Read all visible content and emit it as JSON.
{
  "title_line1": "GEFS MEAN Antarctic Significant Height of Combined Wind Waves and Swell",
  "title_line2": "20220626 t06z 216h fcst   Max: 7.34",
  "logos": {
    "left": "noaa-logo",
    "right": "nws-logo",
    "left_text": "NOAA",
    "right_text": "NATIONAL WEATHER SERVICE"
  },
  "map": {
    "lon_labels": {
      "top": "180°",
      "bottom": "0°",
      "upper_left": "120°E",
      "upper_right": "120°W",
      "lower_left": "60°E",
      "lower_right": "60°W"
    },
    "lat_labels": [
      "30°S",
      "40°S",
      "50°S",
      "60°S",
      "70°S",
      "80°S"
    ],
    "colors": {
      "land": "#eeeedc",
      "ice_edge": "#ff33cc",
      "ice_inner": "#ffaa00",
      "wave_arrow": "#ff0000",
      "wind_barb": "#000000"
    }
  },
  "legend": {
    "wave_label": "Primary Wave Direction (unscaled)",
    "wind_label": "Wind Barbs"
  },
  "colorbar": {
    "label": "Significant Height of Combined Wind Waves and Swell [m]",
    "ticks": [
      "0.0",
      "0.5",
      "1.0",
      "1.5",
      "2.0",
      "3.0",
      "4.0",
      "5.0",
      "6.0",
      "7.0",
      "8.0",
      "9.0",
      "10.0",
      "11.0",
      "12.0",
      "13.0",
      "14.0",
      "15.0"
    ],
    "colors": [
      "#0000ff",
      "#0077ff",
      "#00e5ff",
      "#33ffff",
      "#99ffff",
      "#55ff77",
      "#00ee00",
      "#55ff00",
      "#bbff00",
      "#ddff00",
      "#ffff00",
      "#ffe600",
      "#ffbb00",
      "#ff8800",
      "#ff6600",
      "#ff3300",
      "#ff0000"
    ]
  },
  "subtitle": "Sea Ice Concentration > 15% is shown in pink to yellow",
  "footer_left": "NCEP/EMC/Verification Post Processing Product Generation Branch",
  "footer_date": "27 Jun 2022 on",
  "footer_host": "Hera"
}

Written request: Write the entries again, exactly as they stand.

Solution to this task:
Read all visible content and emit it as JSON.
{
  "title_line1": "GEFS MEAN Antarctic Significant Height of Combined Wind Waves and Swell",
  "title_line2": "20220626 t06z 216h fcst   Max: 7.34",
  "logos": {
    "left": "noaa-logo",
    "right": "nws-logo",
    "left_text": "NOAA",
    "right_text": "NATIONAL WEATHER SERVICE"
  },
  "map": {
    "lon_labels": {
      "top": "180°",
      "bottom": "0°",
      "upper_left": "120°E",
      "upper_right": "120°W",
      "lower_left": "60°E",
      "lower_right": "60°W"
    },
    "lat_labels": [
      "30°S",
      "40°S",
      "50°S",
      "60°S",
      "70°S",
      "80°S"
    ],
    "colors": {
      "land": "#eeeedc",
      "ice_edge": "#ff33cc",
      "ice_inner": "#ffaa00",
      "wave_arrow": "#ff0000",
      "wind_barb": "#000000"
    }
  },
  "legend": {
    "wave_label": "Primary Wave Direction (unscaled)",
    "wind_label": "Wind Barbs"
  },
  "colorbar": {
    "label": "Significant Height of Combined Wind Waves and Swell [m]",
    "ticks": [
      "0.0",
      "0.5",
      "1.0",
      "1.5",
      "2.0",
      "3.0",
      "4.0",
      "5.0",
      "6.0",
      "7.0",
      "8.0",
      "9.0",
      "10.0",
      "11.0",
      "12.0",
      "13.0",
      "14.0",
      "15.0"
    ],
    "colors": [
      "#0000ff",
      "#0077ff",
      "#00e5ff",
      "#33ffff",
      "#99ffff",
      "#55ff77",
      "#00ee00",
      "#55ff00",
      "#bbff00",
      "#ddff00",
      "#ffff00",
      "#ffe600",
      "#ffbb00",
      "#ff8800",
      "#ff6600",
      "#ff3300",
      "#ff0000"
    ]
  },
  "subtitle": "Sea Ice Concentration > 15% is shown in pink to yellow",
  "footer_left": "NCEP/EMC/Verification Post Processing Product Generation Branch",
  "footer_date": "27 Jun 2022 on",
  "footer_host": "Hera"
}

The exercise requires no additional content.